- Problem statement:
Scan the entries below and extract each line with the word "memperebutkan" in it.

- Data for the task:
Start
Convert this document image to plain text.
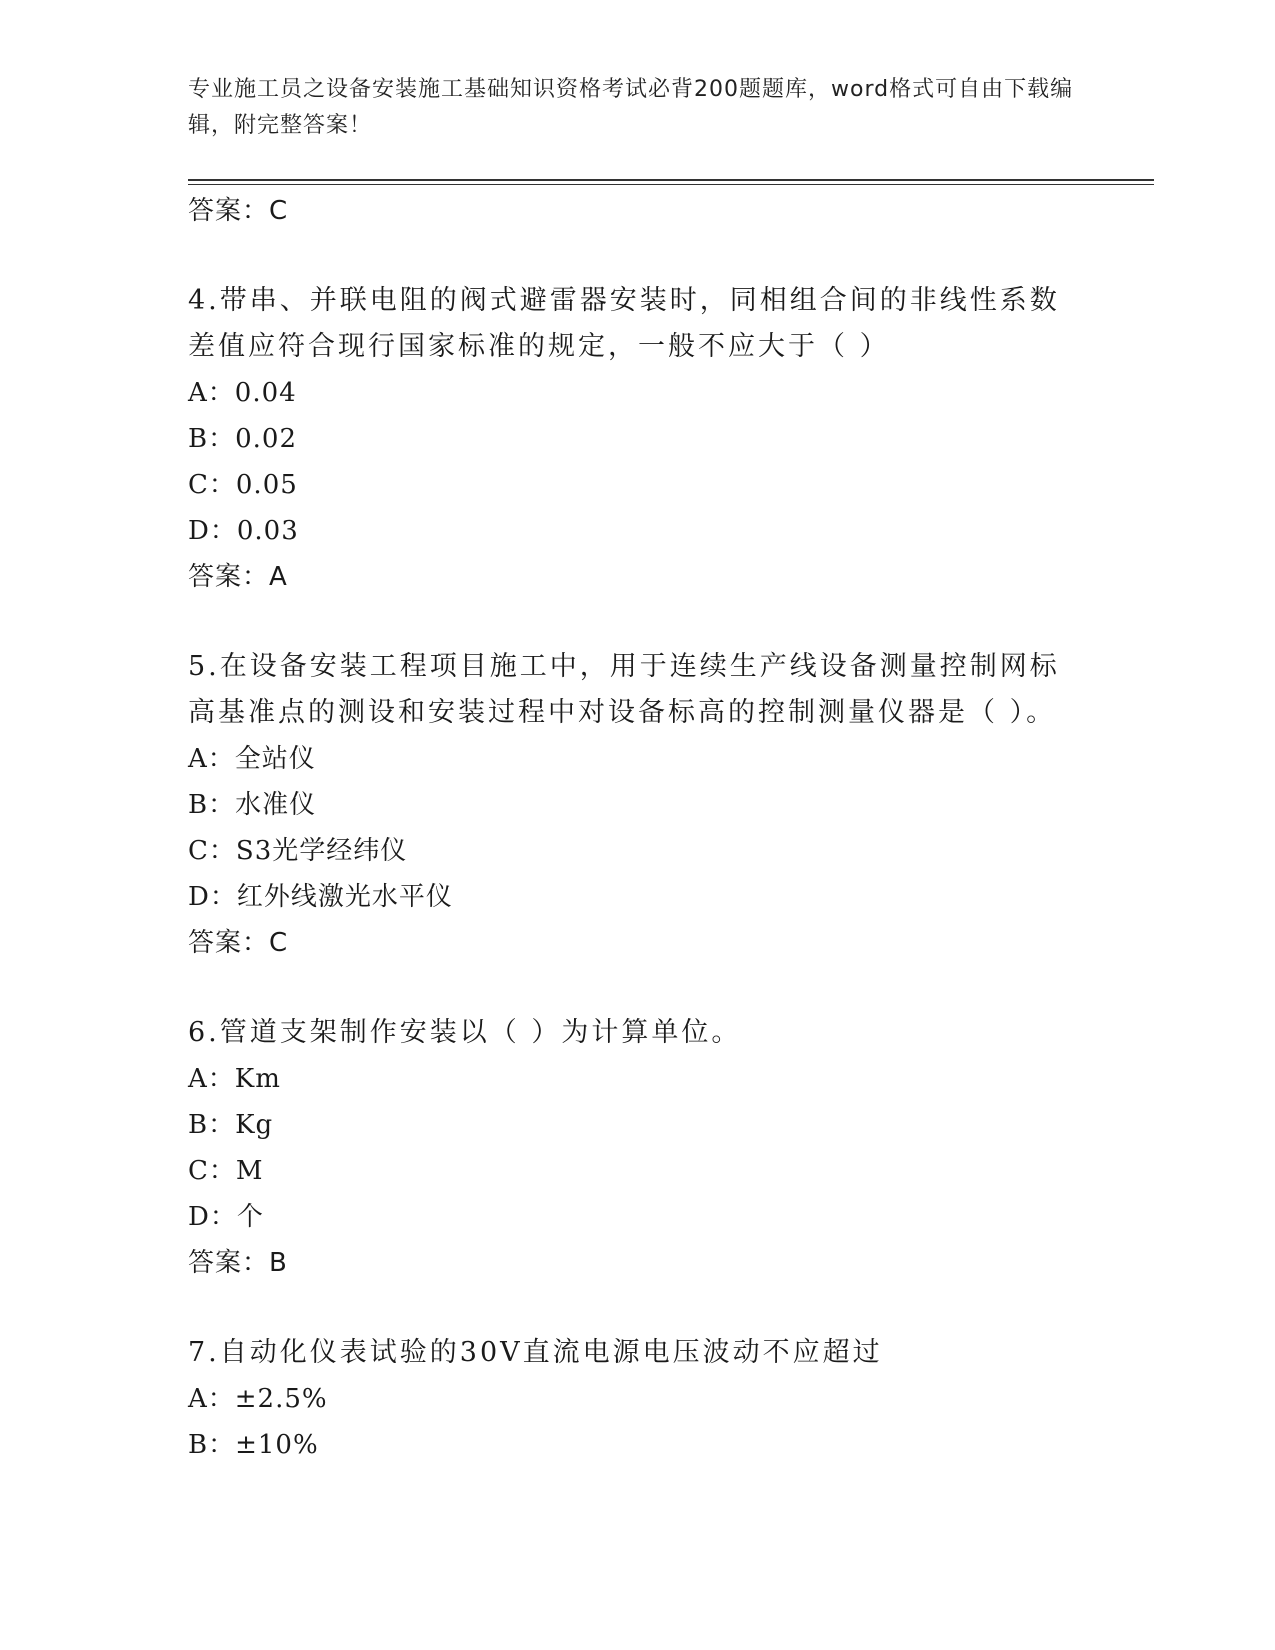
专业施工员之设备安装施工基础知识资格考试必背200题题库，word格式可自由下载编辑，附完整答案！
答案：C
4.带串、并联电阻的阀式避雷器安装时，同相组合间的非线性系数差值应符合现行国家标准的规定，一般不应大于（ ）
A：0.04
B：0.02
C：0.05
D：0.03
答案：A
5.在设备安装工程项目施工中，用于连续生产线设备测量控制网标高基准点的测设和安装过程中对设备标高的控制测量仪器是（ ）。
A：全站仪
B：水准仪
C：S3光学经纬仪
D：红外线激光水平仪
答案：C
6.管道支架制作安装以（ ）为计算单位。
A：Km
B：Kg
C：M
D：个
答案：B
7.自动化仪表试验的30V直流电源电压波动不应超过
A：±2.5%
B：±10%
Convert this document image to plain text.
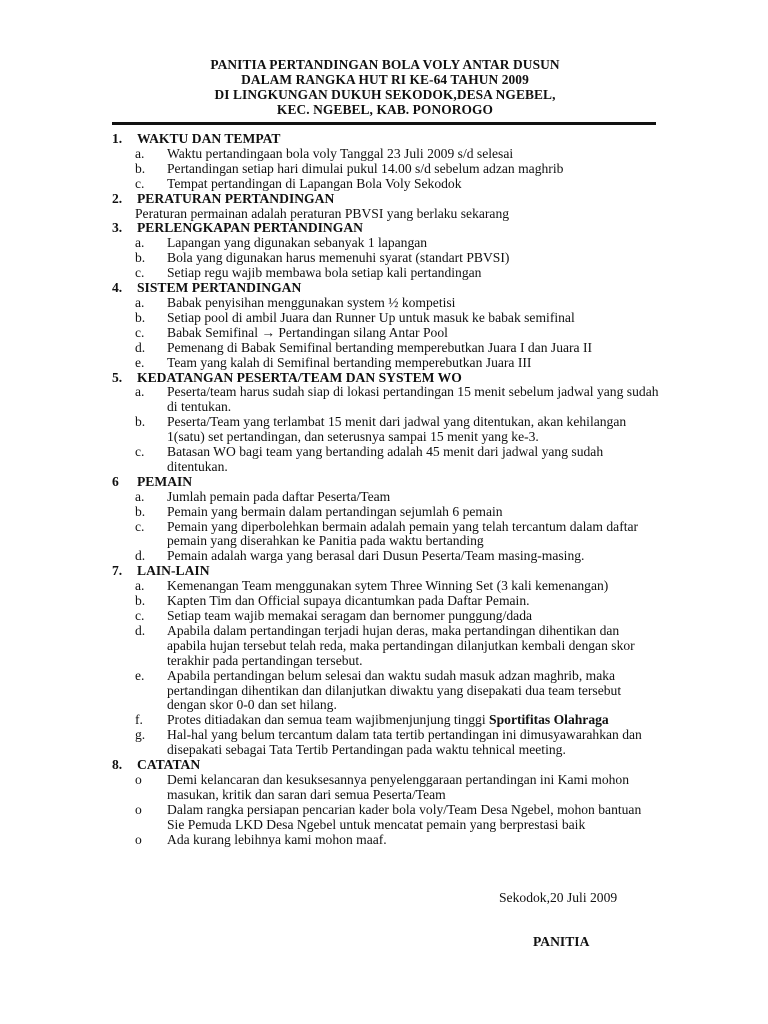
PANITIA PERTANDINGAN BOLA VOLY ANTAR DUSUN
DALAM RANGKA HUT RI KE-64 TAHUN 2009
DI LINGKUNGAN DUKUH SEKODOK,DESA NGEBEL,
KEC. NGEBEL, KAB. PONOROGO
1.	WAKTU DAN TEMPAT
a.	Waktu pertandingaan bola voly Tanggal 23 Juli 2009 s/d selesai
b.	Pertandingan setiap hari dimulai pukul 14.00 s/d sebelum adzan maghrib
c.	Tempat pertandingan di Lapangan Bola Voly Sekodok
2.	PERATURAN PERTANDINGAN
Peraturan permainan adalah peraturan PBVSI yang berlaku sekarang
3.	PERLENGKAPAN PERTANDINGAN
a.	Lapangan yang digunakan sebanyak 1 lapangan
b.	Bola yang digunakan harus memenuhi syarat (standart PBVSI)
c.	Setiap regu wajib membawa bola setiap kali pertandingan
4.	SISTEM PERTANDINGAN
a.	Babak penyisihan menggunakan system ½ kompetisi
b.	Setiap pool di ambil Juara dan Runner Up untuk masuk ke babak semifinal
c.	Babak Semifinal → Pertandingan silang Antar Pool
d.	Pemenang di Babak Semifinal bertanding memperebutkan Juara I dan Juara II
e.	Team yang kalah di Semifinal bertanding memperebutkan Juara III
5.	KEDATANGAN PESERTA/TEAM DAN SYSTEM WO
a.	Peserta/team harus sudah siap di lokasi pertandingan 15 menit sebelum jadwal yang sudah di tentukan.
b.	Peserta/Team yang terlambat 15 menit dari jadwal yang ditentukan, akan kehilangan 1(satu) set pertandingan, dan seterusnya sampai 15 menit yang ke-3.
c.	Batasan WO bagi team yang bertanding adalah 45 menit dari jadwal yang sudah ditentukan.
6	PEMAIN
a.	Jumlah pemain pada daftar Peserta/Team
b.	Pemain yang bermain dalam pertandingan sejumlah 6 pemain
c.	Pemain yang diperbolehkan bermain adalah pemain yang telah tercantum dalam daftar pemain yang diserahkan ke Panitia pada waktu bertanding
d.	Pemain adalah warga yang berasal dari Dusun Peserta/Team masing-masing.
7.	LAIN-LAIN
a.	Kemenangan Team menggunakan sytem Three Winning Set (3 kali kemenangan)
b.	Kapten Tim dan Official supaya dicantumkan pada Daftar Pemain.
c.	Setiap team wajib memakai seragam dan bernomer punggung/dada
d.	Apabila dalam pertandingan terjadi hujan deras, maka pertandingan dihentikan dan apabila hujan tersebut telah reda, maka pertandingan dilanjutkan kembali dengan skor terakhir pada pertandingan tersebut.
e.	Apabila pertandingan belum selesai dan waktu sudah masuk adzan maghrib, maka pertandingan dihentikan dan dilanjutkan diwaktu yang disepakati dua team tersebut dengan skor 0-0 dan set hilang.
f.	Protes ditiadakan dan semua team wajibmenjunjung tinggi Sportifitas Olahraga
g.	Hal-hal yang belum tercantum dalam tata tertib pertandingan ini dimusyawarahkan dan disepakati sebagai Tata Tertib Pertandingan pada waktu tehnical meeting.
8.	CATATAN
o	Demi kelancaran dan kesuksesannya penyelenggaraan pertandingan ini Kami mohon masukan, kritik dan saran dari semua Peserta/Team
o	Dalam rangka persiapan pencarian kader bola voly/Team Desa Ngebel, mohon bantuan Sie Pemuda LKD Desa Ngebel untuk mencatat pemain yang berprestasi baik
o	Ada kurang lebihnya kami mohon maaf.
Sekodok,20 Juli 2009
PANITIA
End
- Solution for this problem:
d.	Pemenang di Babak Semifinal bertanding memperebutkan Juara I dan Juara II
e.	Team yang kalah di Semifinal bertanding memperebutkan Juara III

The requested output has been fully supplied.